— start SUPPLIED DATA —

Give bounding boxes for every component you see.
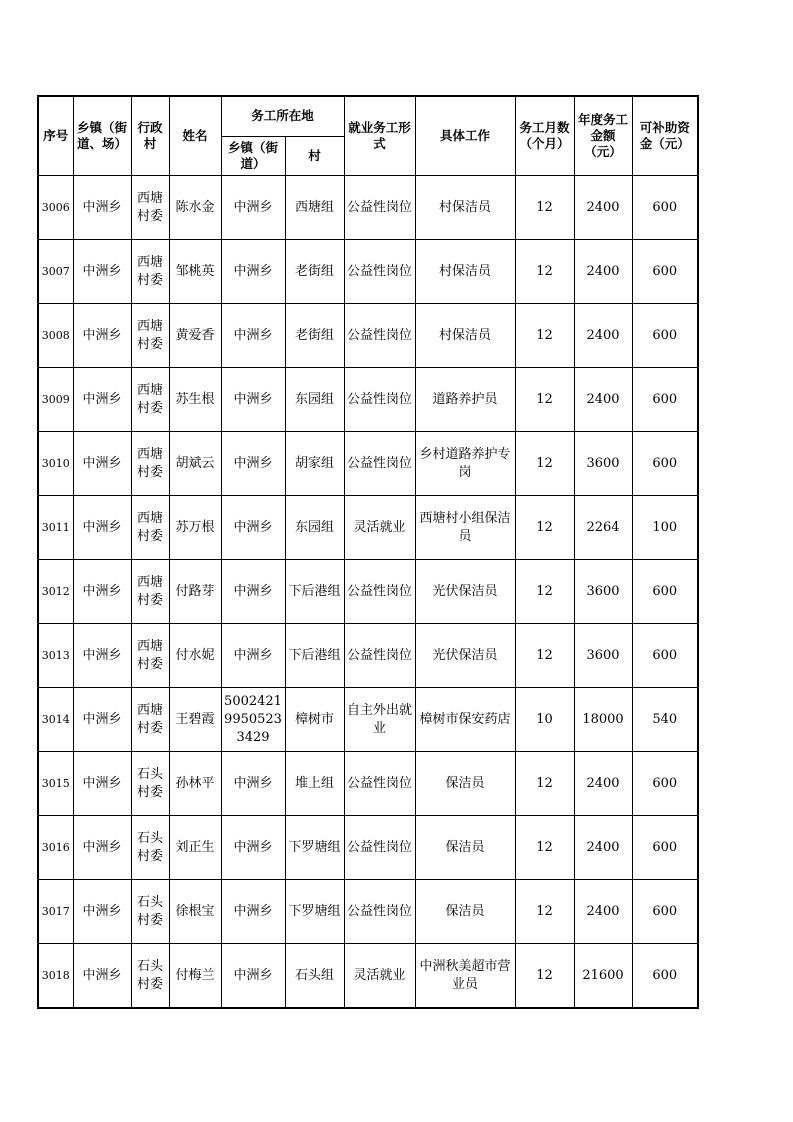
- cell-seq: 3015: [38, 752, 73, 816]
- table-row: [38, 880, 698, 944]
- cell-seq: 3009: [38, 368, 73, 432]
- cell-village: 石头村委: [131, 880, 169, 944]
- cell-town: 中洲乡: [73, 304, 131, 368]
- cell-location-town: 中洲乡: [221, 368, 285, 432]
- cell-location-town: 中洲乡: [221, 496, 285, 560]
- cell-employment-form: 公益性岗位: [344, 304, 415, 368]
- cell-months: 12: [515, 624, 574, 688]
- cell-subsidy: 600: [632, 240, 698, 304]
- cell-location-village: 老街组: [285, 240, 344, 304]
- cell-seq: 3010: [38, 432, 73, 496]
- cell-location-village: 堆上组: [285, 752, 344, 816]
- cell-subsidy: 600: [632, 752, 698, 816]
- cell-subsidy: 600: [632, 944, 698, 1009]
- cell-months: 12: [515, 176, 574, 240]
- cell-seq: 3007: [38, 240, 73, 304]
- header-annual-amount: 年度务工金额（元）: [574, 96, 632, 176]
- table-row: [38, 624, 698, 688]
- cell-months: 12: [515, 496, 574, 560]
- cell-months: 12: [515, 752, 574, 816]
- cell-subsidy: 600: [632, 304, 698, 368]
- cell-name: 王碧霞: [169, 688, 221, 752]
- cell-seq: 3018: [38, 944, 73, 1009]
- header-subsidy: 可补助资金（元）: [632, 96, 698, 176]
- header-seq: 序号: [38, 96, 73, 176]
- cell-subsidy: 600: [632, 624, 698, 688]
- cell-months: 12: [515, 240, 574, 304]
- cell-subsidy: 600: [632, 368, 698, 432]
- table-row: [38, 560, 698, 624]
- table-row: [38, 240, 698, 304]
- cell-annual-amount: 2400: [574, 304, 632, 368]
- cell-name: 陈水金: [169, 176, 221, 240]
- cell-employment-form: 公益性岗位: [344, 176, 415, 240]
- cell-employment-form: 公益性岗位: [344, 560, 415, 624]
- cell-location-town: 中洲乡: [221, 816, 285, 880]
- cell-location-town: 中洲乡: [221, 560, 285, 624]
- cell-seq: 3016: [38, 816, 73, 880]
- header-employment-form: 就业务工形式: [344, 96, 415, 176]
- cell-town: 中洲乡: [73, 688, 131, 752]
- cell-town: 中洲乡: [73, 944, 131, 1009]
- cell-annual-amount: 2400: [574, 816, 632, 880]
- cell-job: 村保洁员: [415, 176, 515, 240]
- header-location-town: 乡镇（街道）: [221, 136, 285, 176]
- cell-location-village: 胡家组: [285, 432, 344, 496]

— end SUPPLIED DATA —

WHAT IS REQUIRED: Set out every line of the records as a JSON list of strings, one string per line, with blank lines skipped and the picture left out.

ANSWER TO THE PROBLEM:
[
  "Give bounding boxes for every component you see.",
  "- cell-seq: 3015: [38, 752, 73, 816]",
  "- table-row: [38, 880, 698, 944]",
  "- cell-seq: 3009: [38, 368, 73, 432]",
  "- cell-village: 石头村委: [131, 880, 169, 944]",
  "- cell-town: 中洲乡: [73, 304, 131, 368]",
  "- cell-location-town: 中洲乡: [221, 368, 285, 432]",
  "- cell-location-town: 中洲乡: [221, 496, 285, 560]",
  "- cell-employment-form: 公益性岗位: [344, 304, 415, 368]",
  "- cell-months: 12: [515, 624, 574, 688]",
  "- cell-subsidy: 600: [632, 240, 698, 304]",
  "- cell-location-village: 老街组: [285, 240, 344, 304]",
  "- cell-seq: 3010: [38, 432, 73, 496]",
  "- cell-location-village: 堆上组: [285, 752, 344, 816]",
  "- cell-subsidy: 600: [632, 752, 698, 816]",
  "- cell-subsidy: 600: [632, 944, 698, 1009]",
  "- cell-months: 12: [515, 176, 574, 240]",
  "- cell-seq: 3007: [38, 240, 73, 304]",
  "- header-annual-amount: 年度务工金额（元）: [574, 96, 632, 176]",
  "- table-row: [38, 624, 698, 688]",
  "- cell-months: 12: [515, 496, 574, 560]",
  "- cell-months: 12: [515, 752, 574, 816]",
  "- cell-subsidy: 600: [632, 304, 698, 368]",
  "- cell-name: 王碧霞: [169, 688, 221, 752]",
  "- cell-seq: 3018: [38, 944, 73, 1009]",
  "- header-subsidy: 可补助资金（元）: [632, 96, 698, 176]",
  "- header-seq: 序号: [38, 96, 73, 176]",
  "- cell-subsidy: 600: [632, 624, 698, 688]",
  "- cell-months: 12: [515, 240, 574, 304]",
  "- cell-subsidy: 600: [632, 368, 698, 432]",
  "- table-row: [38, 560, 698, 624]",
  "- table-row: [38, 240, 698, 304]",
  "- cell-annual-amount: 2400: [574, 304, 632, 368]",
  "- cell-name: 陈水金: [169, 176, 221, 240]",
  "- cell-employment-form: 公益性岗位: [344, 176, 415, 240]",
  "- cell-employment-form: 公益性岗位: [344, 560, 415, 624]",
  "- cell-location-town: 中洲乡: [221, 816, 285, 880]",
  "- cell-location-town: 中洲乡: [221, 560, 285, 624]",
  "- cell-seq: 3016: [38, 816, 73, 880]",
  "- header-employment-form: 就业务工形式: [344, 96, 415, 176]",
  "- cell-town: 中洲乡: [73, 688, 131, 752]",
  "- cell-town: 中洲乡: [73, 944, 131, 1009]",
  "- cell-annual-amount: 2400: [574, 816, 632, 880]",
  "- cell-job: 村保洁员: [415, 176, 515, 240]",
  "- header-location-town: 乡镇（街道）: [221, 136, 285, 176]",
  "- cell-location-village: 胡家组: [285, 432, 344, 496]"
]